::: DATA SHOWN

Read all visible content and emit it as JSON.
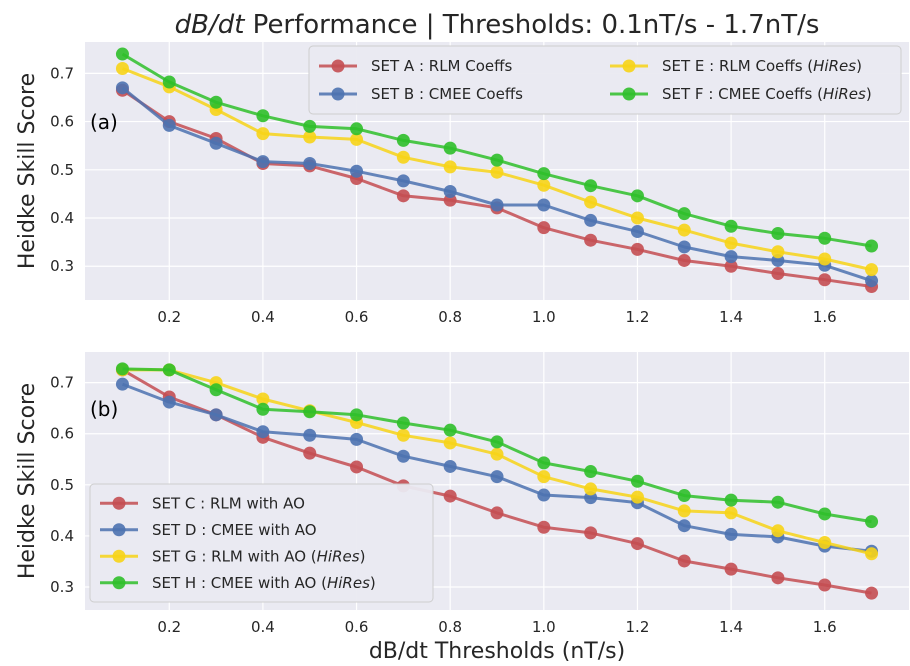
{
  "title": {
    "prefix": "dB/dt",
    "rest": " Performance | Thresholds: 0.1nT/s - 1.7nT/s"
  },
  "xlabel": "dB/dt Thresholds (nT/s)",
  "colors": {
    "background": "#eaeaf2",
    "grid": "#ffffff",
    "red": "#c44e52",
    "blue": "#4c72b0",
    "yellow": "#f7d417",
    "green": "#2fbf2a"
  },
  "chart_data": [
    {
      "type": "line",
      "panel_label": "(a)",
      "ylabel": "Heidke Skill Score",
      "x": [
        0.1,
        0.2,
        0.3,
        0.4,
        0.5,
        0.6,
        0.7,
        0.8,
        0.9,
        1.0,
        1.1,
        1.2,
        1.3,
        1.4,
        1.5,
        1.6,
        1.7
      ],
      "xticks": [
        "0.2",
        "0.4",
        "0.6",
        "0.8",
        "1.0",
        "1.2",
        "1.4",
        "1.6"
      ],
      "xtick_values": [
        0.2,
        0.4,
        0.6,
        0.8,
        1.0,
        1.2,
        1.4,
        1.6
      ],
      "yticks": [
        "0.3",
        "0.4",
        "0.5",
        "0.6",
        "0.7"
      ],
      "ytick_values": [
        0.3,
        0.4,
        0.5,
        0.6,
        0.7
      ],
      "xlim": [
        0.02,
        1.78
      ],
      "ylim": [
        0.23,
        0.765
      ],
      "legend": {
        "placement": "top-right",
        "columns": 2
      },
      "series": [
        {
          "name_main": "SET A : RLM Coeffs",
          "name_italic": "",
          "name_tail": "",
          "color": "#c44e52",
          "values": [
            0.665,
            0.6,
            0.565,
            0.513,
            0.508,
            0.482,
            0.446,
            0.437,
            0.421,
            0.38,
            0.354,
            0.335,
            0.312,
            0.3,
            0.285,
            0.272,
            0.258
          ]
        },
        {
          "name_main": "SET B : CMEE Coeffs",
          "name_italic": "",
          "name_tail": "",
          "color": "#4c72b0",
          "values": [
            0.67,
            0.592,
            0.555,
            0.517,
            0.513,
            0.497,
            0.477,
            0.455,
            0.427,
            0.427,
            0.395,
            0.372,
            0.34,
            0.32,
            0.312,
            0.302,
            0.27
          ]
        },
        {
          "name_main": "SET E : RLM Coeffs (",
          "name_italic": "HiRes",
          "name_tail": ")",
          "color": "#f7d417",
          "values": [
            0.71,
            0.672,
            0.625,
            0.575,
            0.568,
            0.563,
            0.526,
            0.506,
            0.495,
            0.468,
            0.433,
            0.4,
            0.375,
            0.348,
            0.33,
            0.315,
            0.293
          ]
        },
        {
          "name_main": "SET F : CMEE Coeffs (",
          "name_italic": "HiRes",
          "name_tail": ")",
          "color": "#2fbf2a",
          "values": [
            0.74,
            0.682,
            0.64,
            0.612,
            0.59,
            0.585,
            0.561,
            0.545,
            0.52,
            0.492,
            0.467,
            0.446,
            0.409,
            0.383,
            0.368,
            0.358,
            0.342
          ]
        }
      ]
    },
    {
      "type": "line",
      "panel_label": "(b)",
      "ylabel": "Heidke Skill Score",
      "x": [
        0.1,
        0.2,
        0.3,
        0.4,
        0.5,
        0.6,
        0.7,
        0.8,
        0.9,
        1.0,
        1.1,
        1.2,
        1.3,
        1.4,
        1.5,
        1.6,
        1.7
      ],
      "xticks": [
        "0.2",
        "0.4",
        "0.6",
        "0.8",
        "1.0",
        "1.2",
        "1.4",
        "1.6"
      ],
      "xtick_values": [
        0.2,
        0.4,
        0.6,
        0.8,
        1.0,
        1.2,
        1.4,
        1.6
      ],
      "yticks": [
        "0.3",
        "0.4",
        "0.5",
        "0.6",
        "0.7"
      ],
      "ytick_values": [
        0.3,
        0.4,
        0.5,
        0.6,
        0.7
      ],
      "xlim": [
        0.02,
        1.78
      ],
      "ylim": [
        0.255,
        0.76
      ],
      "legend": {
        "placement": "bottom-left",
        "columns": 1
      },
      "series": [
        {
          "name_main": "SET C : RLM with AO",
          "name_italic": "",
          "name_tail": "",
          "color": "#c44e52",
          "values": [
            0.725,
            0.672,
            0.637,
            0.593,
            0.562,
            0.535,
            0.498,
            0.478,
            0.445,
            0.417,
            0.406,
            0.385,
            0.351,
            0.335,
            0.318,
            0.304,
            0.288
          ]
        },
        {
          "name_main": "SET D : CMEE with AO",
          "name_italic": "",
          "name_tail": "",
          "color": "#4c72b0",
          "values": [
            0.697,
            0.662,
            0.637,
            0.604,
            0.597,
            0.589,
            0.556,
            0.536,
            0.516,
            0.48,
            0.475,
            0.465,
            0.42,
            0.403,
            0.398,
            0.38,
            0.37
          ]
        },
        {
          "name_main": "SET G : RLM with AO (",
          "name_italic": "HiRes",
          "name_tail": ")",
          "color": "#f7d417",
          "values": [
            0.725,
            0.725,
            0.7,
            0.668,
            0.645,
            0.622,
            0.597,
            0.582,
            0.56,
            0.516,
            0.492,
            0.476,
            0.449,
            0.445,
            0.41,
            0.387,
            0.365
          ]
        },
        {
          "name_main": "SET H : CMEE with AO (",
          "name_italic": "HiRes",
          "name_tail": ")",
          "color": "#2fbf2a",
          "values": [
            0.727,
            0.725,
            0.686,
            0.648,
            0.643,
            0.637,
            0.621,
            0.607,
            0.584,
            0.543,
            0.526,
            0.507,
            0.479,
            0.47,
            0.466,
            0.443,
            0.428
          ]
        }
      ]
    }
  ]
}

::::::

▶ **EXERCISE**
In the entries above, find lines with "Thresholds" and copy each.

▶ **THE RESULT**
    "rest": " Performance | Thresholds: 0.1nT/s - 1.7nT/s"
  "xlabel": "dB/dt Thresholds (nT/s)",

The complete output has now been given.